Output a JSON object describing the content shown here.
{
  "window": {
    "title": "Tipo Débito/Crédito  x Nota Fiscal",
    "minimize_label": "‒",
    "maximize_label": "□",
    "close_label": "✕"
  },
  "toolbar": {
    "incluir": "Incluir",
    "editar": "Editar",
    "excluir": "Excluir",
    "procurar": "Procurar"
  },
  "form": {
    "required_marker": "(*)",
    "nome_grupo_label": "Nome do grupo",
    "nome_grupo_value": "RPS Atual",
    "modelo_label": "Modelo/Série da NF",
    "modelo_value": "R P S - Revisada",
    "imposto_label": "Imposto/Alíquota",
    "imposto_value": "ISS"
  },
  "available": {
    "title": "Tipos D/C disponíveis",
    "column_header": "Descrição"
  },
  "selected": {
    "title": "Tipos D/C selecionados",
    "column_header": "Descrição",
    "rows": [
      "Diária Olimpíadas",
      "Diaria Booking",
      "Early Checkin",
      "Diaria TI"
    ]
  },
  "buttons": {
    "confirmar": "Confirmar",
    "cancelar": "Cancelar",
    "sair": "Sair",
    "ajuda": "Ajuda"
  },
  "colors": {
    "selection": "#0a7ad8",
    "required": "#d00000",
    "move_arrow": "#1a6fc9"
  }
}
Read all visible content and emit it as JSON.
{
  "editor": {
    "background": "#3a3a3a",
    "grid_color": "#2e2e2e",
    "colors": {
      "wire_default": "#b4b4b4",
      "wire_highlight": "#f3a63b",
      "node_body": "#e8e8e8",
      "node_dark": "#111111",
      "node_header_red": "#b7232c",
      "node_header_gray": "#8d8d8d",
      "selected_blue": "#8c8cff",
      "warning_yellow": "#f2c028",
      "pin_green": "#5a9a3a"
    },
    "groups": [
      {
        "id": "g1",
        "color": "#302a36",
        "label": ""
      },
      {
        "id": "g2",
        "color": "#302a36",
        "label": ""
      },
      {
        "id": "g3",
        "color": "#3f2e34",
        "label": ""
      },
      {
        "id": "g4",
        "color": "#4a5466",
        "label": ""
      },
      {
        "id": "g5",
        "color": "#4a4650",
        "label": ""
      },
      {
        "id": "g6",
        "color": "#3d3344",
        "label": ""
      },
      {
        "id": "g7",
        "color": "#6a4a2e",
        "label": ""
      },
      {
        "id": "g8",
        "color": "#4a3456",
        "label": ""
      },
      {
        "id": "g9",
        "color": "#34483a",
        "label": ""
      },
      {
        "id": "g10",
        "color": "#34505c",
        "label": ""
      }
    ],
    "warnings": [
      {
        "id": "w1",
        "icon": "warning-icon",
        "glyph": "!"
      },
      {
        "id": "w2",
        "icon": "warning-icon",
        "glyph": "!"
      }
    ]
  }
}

*Stated task*: Pull out each line of the entries that contains "content".

*Exercise result*:
Output a JSON object describing the content shown here.
Read all visible content and emit it as JSON.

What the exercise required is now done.